### GIVEN INSTRUCTION
Please retype the records below exactly, leaving out any pictures.

───

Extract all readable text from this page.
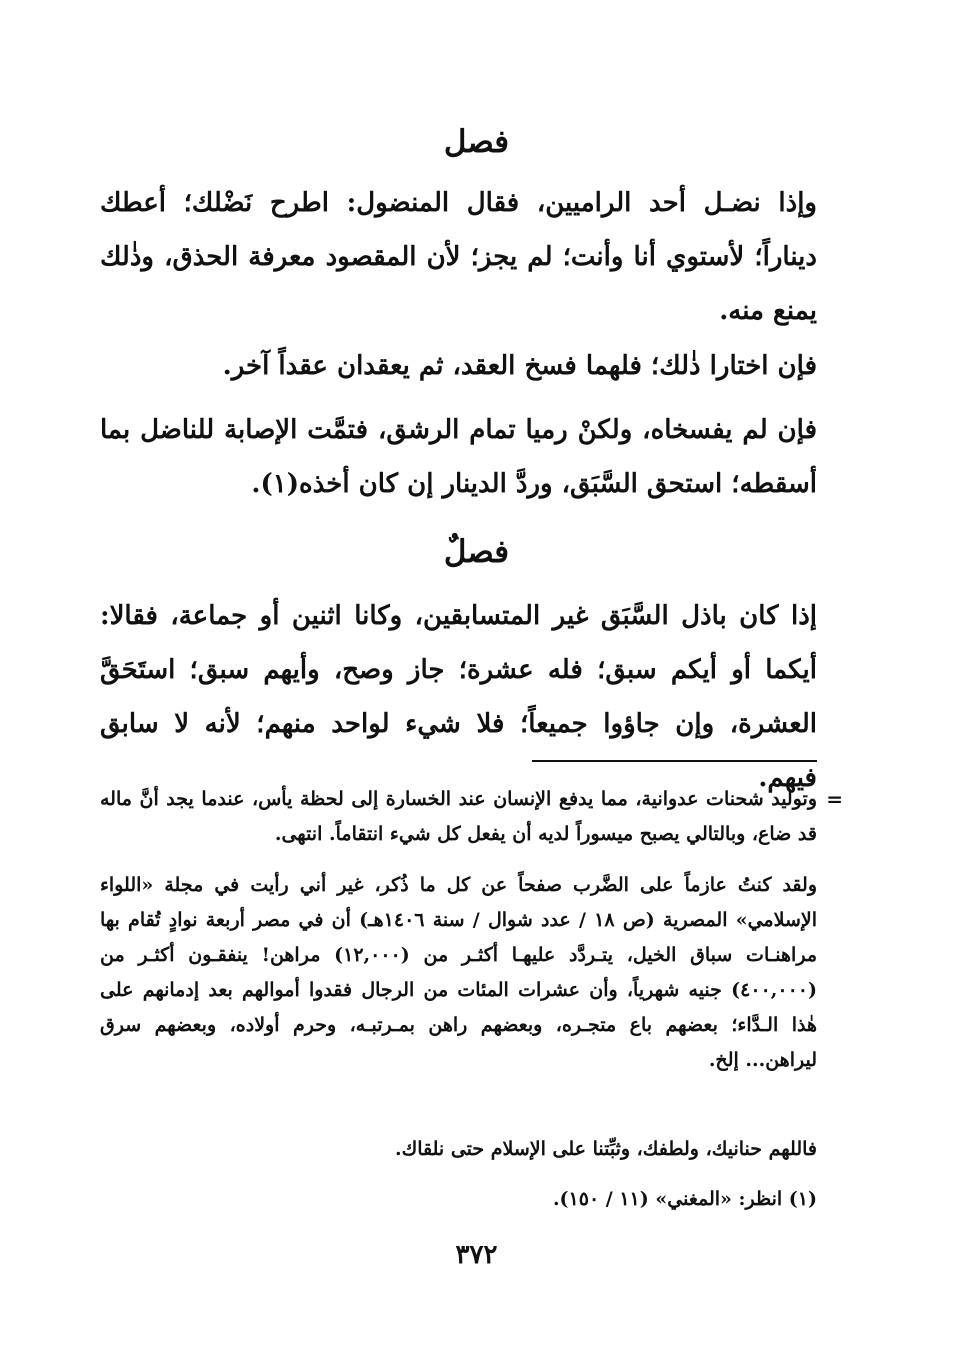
فصل

وإذا نضـل أحد الراميين، فقال المنضول: اطرح نَضْلك؛ أعطك ديناراً؛ لأستوي أنا وأنت؛ لم يجز؛ لأن المقصود معرفة الحذق، وذٰلك يمنع منه.

فإن اختارا ذٰلك؛ فلهما فسخ العقد، ثم يعقدان عقداً آخر.

فإن لم يفسخاه، ولكنْ رميا تمام الرشق، فتمَّت الإصابة للناضل بما أسقطه؛ استحق السَّبَق، وردَّ الدينار إن كان أخذه(١).

فصلٌ

إذا كان باذل السَّبَق غير المتسابقين، وكانا اثنين أو جماعة، فقالا: أيكما أو أيكم سبق؛ فله عشرة؛ جاز وصح، وأيهم سبق؛ استَحَقَّ العشرة، وإن جاؤوا جميعاً؛ فلا شيء لواحد منهم؛ لأنه لا سابق فيهم.

=

وتوليد شحنات عدوانية، مما يدفع الإنسان عند الخسارة إلى لحظة يأس، عندما يجد أنَّ ماله قد ضاع، وبالتالي يصبح ميسوراً لديه أن يفعل كل شيء انتقاماً. انتهى.

ولقد كنتُ عازماً على الضَّرب صفحاً عن كل ما ذُكر، غير أني رأيت في مجلة «اللواء الإسلامي» المصرية (ص ١٨ / عدد شوال / سنة ١٤٠٦هـ) أن في مصر أربعة نوادٍ تُقام بها مراهنـات سباق الخيل، يتـردَّد عليهـا أكثـر من (١٢,٠٠٠) مراهن! ينفقـون أكثـر من (٤٠٠,٠٠٠) جنيه شهرياً، وأن عشرات المئات من الرجال فقدوا أموالهم بعد إدمانهم على هٰذا الـدَّاء؛ بعضهم باع متجـره، وبعضهم راهن بمـرتبـه، وحرم أولاده، وبعضهم سرق ليراهن... إلخ.

فاللهم حنانيك، ولطفك، وثبِّتنا على الإسلام حتى نلقاك.

(١) انظر: «المغني» (١١ / ١٥٠).

٣٧٢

───

### FULL OUTPUT
Extract all readable text from this page.
فصل

وإذا نضـل أحد الراميين، فقال المنضول: اطرح نَضْلك؛ أعطك ديناراً؛ لأستوي أنا وأنت؛ لم يجز؛ لأن المقصود معرفة الحذق، وذٰلك يمنع منه.

فإن اختارا ذٰلك؛ فلهما فسخ العقد، ثم يعقدان عقداً آخر.

فإن لم يفسخاه، ولكنْ رميا تمام الرشق، فتمَّت الإصابة للناضل بما أسقطه؛ استحق السَّبَق، وردَّ الدينار إن كان أخذه(١).

فصلٌ

إذا كان باذل السَّبَق غير المتسابقين، وكانا اثنين أو جماعة، فقالا: أيكما أو أيكم سبق؛ فله عشرة؛ جاز وصح، وأيهم سبق؛ استَحَقَّ العشرة، وإن جاؤوا جميعاً؛ فلا شيء لواحد منهم؛ لأنه لا سابق فيهم.

=

وتوليد شحنات عدوانية، مما يدفع الإنسان عند الخسارة إلى لحظة يأس، عندما يجد أنَّ ماله قد ضاع، وبالتالي يصبح ميسوراً لديه أن يفعل كل شيء انتقاماً. انتهى.

ولقد كنتُ عازماً على الضَّرب صفحاً عن كل ما ذُكر، غير أني رأيت في مجلة «اللواء الإسلامي» المصرية (ص ١٨ / عدد شوال / سنة ١٤٠٦هـ) أن في مصر أربعة نوادٍ تُقام بها مراهنـات سباق الخيل، يتـردَّد عليهـا أكثـر من (١٢,٠٠٠) مراهن! ينفقـون أكثـر من (٤٠٠,٠٠٠) جنيه شهرياً، وأن عشرات المئات من الرجال فقدوا أموالهم بعد إدمانهم على هٰذا الـدَّاء؛ بعضهم باع متجـره، وبعضهم راهن بمـرتبـه، وحرم أولاده، وبعضهم سرق ليراهن... إلخ.

فاللهم حنانيك، ولطفك، وثبِّتنا على الإسلام حتى نلقاك.

(١) انظر: «المغني» (١١ / ١٥٠).

٣٧٢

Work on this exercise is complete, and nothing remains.